## Exercise requirements
Count every line that includes the string "North" in the entries that follow. Nothing besides the number is needed.
[start]
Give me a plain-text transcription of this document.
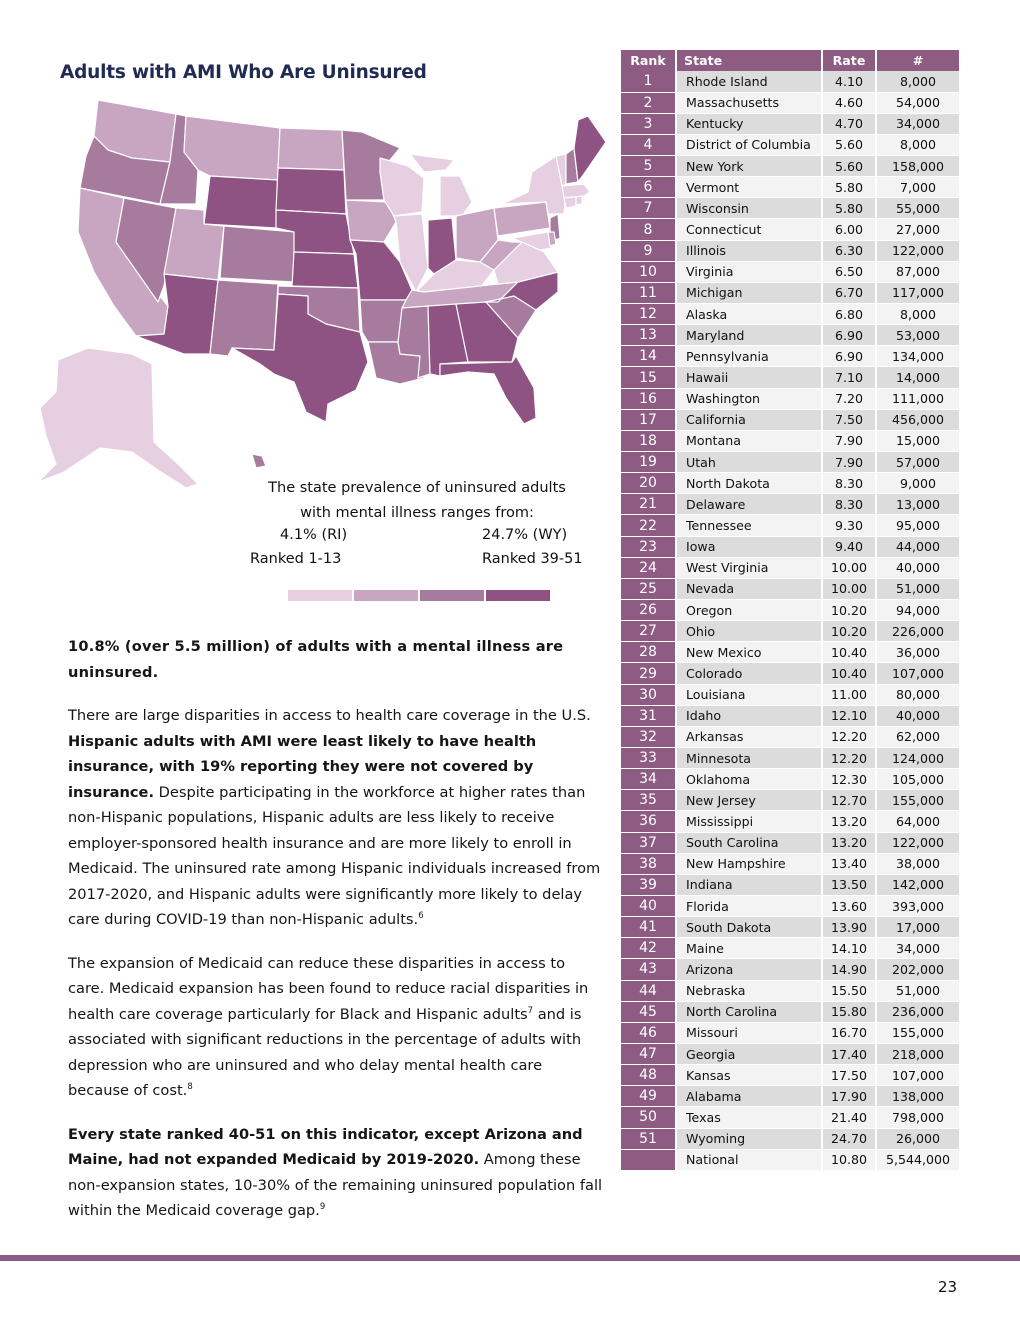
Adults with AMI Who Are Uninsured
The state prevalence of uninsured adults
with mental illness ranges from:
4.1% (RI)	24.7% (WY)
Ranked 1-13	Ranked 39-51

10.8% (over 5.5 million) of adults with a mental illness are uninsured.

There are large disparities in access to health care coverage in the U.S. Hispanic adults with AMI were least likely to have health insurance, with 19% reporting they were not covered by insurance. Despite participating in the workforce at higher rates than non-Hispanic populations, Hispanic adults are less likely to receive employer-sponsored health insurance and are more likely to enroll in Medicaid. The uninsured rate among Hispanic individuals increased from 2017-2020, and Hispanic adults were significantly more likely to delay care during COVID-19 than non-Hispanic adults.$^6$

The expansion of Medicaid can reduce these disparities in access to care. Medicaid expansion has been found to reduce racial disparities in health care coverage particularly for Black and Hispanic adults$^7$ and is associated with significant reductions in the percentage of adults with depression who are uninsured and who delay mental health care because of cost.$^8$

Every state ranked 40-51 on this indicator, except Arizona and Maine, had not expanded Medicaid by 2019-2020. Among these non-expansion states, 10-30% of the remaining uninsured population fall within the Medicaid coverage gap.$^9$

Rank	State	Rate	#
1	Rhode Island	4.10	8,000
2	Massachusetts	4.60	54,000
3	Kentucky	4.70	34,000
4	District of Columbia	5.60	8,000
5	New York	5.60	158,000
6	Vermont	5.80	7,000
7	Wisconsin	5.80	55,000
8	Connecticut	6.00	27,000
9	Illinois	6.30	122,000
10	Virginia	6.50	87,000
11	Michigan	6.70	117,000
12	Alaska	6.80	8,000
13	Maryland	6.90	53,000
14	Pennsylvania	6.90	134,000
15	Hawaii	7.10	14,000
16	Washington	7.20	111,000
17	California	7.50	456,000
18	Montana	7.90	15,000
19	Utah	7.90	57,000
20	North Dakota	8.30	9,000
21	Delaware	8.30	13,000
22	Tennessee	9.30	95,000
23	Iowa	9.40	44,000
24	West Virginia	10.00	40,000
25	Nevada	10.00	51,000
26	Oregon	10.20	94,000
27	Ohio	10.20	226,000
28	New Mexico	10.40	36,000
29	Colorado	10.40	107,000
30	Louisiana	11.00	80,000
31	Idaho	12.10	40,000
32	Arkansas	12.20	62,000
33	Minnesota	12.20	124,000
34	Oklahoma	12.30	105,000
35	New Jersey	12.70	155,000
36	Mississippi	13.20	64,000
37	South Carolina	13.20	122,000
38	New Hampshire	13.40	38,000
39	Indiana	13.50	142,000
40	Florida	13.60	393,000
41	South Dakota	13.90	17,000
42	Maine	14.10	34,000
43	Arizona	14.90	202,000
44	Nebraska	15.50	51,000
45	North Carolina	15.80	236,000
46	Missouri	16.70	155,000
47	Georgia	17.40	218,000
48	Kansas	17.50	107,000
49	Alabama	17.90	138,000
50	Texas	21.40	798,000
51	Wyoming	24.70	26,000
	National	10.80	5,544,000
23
[end]
## Result for this task
2